INPUT DATA -
(begin)

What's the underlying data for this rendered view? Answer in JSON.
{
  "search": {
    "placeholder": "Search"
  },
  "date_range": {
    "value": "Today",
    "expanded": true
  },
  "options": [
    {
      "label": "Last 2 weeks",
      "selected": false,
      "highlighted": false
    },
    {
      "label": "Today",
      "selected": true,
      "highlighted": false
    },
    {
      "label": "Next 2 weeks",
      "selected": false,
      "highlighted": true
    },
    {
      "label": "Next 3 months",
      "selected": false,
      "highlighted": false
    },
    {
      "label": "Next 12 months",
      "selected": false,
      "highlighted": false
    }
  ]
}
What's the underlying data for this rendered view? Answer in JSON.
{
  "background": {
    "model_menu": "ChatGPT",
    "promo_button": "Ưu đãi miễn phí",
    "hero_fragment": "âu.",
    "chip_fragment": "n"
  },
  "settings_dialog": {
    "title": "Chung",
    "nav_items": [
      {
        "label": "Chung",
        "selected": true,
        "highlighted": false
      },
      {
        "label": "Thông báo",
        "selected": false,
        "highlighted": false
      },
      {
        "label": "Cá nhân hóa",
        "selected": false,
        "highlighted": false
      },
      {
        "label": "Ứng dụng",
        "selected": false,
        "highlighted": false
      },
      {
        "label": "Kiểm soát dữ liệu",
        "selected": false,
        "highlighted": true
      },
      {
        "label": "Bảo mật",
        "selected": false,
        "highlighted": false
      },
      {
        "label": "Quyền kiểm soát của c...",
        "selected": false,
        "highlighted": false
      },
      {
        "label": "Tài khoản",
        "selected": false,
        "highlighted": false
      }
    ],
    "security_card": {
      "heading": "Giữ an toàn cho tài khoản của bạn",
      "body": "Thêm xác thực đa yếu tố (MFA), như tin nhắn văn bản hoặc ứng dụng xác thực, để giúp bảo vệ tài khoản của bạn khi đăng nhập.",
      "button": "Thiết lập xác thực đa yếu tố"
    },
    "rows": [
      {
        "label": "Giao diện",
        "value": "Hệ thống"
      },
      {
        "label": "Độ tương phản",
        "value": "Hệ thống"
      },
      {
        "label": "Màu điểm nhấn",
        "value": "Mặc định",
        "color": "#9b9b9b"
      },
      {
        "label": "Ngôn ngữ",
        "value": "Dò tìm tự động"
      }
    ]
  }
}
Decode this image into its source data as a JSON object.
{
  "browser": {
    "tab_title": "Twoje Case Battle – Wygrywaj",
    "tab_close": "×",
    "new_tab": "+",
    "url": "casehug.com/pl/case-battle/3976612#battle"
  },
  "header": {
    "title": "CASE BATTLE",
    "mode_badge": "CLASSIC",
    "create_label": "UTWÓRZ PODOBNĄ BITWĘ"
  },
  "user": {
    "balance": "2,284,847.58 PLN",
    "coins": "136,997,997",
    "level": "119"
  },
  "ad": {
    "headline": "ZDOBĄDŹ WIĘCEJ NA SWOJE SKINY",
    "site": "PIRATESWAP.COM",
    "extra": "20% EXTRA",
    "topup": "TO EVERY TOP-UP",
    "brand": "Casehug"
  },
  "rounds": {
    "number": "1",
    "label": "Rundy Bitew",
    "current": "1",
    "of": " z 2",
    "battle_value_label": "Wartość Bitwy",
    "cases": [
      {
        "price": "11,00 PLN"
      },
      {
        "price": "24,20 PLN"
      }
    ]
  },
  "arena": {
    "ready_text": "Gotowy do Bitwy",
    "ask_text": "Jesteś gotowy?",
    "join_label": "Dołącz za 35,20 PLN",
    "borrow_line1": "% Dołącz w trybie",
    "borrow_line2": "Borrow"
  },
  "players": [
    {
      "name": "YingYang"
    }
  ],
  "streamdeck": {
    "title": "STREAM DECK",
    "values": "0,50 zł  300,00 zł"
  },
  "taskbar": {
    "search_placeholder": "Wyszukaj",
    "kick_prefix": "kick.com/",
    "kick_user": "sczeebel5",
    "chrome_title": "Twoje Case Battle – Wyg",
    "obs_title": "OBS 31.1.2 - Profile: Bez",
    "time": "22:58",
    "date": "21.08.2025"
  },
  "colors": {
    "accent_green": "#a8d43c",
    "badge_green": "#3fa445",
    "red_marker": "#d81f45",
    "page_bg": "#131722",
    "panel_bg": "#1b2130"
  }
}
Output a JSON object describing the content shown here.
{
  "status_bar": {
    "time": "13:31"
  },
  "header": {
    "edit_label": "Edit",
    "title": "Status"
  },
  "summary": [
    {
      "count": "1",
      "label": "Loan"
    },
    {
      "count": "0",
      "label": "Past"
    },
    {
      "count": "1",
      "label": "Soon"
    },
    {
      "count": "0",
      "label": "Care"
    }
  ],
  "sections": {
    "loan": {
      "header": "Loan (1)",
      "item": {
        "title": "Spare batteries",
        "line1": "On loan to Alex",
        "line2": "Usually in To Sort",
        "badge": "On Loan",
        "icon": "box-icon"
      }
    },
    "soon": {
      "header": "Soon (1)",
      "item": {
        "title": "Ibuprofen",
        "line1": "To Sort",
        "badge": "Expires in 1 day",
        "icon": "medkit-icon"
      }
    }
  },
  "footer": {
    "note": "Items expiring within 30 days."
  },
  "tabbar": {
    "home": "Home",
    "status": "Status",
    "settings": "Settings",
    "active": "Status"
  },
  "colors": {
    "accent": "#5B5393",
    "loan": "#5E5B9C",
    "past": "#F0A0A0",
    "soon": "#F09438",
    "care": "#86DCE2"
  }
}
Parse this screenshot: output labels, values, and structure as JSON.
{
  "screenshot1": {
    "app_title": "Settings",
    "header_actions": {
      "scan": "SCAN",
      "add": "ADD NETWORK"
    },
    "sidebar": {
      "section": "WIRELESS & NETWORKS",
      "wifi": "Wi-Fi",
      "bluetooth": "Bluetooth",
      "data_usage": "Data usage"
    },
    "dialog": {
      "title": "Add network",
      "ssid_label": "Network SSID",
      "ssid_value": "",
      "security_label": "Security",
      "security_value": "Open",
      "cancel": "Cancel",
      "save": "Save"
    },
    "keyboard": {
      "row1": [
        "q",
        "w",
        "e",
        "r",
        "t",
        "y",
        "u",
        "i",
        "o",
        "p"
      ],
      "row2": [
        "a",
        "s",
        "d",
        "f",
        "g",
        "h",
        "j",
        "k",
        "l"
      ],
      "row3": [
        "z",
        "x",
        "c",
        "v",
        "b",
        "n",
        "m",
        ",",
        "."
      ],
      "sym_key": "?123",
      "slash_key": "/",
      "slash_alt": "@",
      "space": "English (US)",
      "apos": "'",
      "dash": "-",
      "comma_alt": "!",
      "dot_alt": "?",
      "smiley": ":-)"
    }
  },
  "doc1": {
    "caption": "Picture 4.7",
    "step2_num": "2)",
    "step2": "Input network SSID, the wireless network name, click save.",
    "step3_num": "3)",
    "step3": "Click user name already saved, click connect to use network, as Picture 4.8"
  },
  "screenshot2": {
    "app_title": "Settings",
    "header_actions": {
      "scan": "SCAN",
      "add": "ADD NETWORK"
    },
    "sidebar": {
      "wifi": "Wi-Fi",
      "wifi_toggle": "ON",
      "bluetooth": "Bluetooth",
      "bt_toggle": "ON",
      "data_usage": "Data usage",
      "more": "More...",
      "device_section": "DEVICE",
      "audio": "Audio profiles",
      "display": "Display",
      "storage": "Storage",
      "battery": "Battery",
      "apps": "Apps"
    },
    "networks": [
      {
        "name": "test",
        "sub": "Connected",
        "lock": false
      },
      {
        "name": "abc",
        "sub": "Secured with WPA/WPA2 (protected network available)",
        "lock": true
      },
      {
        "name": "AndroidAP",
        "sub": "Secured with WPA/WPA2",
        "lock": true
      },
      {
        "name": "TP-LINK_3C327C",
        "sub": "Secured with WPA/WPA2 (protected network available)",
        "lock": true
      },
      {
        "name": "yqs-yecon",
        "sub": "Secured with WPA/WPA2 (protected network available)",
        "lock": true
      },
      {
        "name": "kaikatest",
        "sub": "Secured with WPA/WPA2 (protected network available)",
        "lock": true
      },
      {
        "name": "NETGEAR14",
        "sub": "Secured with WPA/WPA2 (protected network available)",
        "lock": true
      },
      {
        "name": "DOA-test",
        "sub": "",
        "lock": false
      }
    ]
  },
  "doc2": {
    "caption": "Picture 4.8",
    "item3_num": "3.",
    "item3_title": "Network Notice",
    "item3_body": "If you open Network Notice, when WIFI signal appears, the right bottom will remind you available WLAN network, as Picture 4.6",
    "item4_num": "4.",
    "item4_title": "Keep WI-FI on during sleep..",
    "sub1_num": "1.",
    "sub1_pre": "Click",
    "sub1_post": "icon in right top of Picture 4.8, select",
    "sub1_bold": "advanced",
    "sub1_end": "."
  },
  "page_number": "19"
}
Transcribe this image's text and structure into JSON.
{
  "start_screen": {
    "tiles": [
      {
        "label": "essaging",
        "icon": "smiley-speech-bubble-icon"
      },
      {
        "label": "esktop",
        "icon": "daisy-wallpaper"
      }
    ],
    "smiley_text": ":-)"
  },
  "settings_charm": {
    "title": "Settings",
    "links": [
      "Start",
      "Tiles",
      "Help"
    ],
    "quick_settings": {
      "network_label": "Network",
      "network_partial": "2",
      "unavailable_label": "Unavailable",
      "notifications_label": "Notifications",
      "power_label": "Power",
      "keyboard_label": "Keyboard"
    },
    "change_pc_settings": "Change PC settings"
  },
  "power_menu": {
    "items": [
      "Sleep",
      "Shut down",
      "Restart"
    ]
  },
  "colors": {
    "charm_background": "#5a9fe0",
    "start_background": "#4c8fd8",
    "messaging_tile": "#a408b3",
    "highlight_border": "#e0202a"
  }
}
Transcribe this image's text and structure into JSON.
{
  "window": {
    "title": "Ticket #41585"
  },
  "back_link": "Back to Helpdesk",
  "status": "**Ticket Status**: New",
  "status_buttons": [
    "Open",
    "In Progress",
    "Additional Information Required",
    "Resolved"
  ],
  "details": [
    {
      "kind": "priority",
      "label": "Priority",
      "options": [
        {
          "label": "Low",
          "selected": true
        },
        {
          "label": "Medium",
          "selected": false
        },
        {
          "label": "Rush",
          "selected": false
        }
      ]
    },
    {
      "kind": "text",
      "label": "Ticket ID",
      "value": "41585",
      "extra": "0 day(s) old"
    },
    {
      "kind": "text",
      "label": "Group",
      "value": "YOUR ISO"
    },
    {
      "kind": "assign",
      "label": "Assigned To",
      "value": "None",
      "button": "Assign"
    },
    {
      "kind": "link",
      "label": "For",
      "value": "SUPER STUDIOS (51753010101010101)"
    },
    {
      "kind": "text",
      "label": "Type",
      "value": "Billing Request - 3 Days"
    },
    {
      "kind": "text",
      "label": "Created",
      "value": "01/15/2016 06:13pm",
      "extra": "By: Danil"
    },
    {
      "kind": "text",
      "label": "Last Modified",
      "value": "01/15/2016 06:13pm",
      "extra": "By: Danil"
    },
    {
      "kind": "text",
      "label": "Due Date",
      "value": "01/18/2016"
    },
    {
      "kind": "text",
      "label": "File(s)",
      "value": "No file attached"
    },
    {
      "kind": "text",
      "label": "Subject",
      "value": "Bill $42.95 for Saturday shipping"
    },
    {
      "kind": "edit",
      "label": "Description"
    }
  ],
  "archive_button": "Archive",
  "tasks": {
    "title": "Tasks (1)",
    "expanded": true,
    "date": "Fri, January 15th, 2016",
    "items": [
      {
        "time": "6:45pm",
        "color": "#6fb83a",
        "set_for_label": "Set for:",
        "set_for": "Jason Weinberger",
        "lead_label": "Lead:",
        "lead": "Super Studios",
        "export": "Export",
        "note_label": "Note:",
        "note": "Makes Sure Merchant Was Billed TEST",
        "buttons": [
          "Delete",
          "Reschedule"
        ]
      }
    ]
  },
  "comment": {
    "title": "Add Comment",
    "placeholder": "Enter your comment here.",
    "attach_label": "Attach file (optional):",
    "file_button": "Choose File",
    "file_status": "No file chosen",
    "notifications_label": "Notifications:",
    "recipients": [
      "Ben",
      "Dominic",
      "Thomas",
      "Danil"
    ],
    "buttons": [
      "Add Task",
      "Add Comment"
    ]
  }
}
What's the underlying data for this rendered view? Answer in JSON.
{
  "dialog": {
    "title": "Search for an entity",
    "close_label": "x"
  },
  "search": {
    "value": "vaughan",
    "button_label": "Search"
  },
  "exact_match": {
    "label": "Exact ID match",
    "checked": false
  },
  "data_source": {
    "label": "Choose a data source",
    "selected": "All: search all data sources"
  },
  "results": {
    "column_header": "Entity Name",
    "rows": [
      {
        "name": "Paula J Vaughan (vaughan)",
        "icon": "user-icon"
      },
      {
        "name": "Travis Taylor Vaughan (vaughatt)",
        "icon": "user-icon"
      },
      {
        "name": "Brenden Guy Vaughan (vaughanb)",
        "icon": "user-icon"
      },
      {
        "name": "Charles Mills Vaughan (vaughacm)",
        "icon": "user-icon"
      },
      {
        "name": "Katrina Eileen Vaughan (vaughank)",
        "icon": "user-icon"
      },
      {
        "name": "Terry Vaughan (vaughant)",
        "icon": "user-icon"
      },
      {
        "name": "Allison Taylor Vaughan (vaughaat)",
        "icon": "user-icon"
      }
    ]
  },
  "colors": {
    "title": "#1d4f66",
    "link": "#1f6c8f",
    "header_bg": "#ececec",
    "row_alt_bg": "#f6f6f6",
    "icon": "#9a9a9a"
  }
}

(end)

SET TASK -
Copy, from the material, each line that holds the string "here".

RESULT OF THIS EXERCISE -
Output a JSON object describing the content shown here.
    "placeholder": "Enter your comment here.",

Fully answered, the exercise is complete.